Task description
Report every line in the listing below where the string "Moisture" shows up.

Input records
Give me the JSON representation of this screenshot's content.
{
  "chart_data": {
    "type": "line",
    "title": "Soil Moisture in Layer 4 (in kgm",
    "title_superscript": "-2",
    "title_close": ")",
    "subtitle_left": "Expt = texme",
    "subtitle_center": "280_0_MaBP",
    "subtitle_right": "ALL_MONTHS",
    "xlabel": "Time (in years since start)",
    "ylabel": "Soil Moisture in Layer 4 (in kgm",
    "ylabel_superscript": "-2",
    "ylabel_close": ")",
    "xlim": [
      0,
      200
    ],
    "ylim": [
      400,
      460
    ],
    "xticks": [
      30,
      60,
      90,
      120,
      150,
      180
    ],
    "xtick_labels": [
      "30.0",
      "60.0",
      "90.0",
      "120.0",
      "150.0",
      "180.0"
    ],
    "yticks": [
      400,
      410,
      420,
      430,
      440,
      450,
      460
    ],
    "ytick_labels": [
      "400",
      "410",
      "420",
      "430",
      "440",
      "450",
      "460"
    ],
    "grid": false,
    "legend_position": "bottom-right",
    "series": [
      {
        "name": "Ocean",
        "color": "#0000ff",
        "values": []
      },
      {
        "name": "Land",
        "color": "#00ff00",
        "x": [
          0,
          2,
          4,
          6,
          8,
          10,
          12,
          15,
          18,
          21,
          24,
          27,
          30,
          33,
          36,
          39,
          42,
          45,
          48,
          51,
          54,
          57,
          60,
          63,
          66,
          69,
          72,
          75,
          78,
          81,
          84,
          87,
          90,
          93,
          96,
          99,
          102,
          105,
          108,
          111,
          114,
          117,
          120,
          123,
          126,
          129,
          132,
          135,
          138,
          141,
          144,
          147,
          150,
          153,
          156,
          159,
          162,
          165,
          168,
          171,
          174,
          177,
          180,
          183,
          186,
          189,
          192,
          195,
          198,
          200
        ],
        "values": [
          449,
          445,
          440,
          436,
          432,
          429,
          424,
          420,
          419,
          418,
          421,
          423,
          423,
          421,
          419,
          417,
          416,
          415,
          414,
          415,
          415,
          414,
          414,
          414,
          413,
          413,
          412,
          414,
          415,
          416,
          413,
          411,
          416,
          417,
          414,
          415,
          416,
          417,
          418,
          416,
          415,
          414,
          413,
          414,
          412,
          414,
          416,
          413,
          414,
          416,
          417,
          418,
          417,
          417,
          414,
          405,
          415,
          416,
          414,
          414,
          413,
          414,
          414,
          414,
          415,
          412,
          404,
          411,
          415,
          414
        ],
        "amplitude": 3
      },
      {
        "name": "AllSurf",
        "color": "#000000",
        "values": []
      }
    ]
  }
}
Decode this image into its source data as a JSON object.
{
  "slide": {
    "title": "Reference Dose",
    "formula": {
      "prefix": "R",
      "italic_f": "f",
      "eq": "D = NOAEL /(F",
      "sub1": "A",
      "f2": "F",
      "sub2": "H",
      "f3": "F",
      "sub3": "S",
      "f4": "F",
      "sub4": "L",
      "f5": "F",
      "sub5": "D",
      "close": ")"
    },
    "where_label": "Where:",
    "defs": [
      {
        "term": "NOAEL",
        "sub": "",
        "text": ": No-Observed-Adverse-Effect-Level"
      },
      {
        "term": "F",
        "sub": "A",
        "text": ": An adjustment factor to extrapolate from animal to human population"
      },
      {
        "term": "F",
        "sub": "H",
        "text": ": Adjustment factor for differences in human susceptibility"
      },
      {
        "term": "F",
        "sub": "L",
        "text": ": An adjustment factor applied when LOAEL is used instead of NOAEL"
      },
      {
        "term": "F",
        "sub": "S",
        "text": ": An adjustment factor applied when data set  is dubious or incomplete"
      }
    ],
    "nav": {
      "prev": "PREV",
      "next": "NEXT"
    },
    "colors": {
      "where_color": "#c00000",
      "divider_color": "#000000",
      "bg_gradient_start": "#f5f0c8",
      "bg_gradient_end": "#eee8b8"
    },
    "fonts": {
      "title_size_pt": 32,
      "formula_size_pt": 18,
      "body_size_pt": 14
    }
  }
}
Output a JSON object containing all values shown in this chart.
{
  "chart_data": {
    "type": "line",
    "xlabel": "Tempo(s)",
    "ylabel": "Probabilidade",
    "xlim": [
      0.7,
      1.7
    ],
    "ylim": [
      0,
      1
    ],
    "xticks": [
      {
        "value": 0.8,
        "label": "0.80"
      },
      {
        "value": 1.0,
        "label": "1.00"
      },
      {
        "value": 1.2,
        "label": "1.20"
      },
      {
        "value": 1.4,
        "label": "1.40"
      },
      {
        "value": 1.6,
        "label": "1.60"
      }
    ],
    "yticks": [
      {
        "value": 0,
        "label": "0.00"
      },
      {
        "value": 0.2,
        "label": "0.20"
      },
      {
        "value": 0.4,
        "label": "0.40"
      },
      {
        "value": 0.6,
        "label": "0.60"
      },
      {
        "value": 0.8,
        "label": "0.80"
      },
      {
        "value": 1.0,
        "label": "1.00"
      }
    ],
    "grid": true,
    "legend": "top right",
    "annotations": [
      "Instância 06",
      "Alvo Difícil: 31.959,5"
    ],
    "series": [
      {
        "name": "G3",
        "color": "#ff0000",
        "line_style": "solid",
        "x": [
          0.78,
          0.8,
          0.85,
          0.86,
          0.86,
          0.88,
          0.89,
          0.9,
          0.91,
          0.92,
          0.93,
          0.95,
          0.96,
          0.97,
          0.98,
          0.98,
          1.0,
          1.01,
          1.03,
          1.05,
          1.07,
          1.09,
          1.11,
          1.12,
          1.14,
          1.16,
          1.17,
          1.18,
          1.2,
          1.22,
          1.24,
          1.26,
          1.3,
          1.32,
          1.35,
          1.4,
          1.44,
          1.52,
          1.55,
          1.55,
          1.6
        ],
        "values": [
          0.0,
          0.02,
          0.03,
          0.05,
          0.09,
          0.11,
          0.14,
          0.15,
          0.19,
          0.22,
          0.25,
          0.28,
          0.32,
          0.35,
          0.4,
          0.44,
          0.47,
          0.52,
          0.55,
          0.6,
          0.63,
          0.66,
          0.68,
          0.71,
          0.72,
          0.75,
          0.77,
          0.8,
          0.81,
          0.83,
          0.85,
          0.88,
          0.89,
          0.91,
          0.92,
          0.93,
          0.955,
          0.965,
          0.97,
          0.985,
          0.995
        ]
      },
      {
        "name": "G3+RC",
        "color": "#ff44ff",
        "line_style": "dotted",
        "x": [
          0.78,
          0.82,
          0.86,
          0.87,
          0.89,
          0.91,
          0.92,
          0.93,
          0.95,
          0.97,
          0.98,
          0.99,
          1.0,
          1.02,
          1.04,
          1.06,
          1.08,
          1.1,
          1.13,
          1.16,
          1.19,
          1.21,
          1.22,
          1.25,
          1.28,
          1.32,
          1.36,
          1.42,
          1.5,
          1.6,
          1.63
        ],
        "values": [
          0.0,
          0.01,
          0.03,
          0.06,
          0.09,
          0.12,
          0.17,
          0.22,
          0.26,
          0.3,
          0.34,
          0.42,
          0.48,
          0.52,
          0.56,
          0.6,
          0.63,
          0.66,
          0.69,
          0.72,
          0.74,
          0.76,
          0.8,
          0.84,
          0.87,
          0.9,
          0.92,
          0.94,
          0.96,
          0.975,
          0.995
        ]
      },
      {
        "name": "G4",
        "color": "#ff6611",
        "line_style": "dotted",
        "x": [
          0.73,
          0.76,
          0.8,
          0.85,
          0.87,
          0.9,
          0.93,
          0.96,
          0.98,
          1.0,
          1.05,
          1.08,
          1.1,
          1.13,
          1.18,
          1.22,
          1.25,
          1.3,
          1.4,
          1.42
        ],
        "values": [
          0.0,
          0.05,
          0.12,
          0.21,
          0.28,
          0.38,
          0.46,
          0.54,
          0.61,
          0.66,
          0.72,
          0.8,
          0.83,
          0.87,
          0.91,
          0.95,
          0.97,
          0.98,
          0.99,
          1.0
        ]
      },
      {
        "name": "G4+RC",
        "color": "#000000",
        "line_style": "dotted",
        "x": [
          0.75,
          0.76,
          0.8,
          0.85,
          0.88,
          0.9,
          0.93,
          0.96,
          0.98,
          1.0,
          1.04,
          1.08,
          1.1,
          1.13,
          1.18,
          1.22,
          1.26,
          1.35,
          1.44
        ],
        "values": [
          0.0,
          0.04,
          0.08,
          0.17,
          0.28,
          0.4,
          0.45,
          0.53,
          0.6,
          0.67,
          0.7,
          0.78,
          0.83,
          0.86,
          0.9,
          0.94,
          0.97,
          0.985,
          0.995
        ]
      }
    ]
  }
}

Output for this task
    "title": "Soil Moisture in Layer 4 (in kgm",
    "ylabel": "Soil Moisture in Layer 4 (in kgm",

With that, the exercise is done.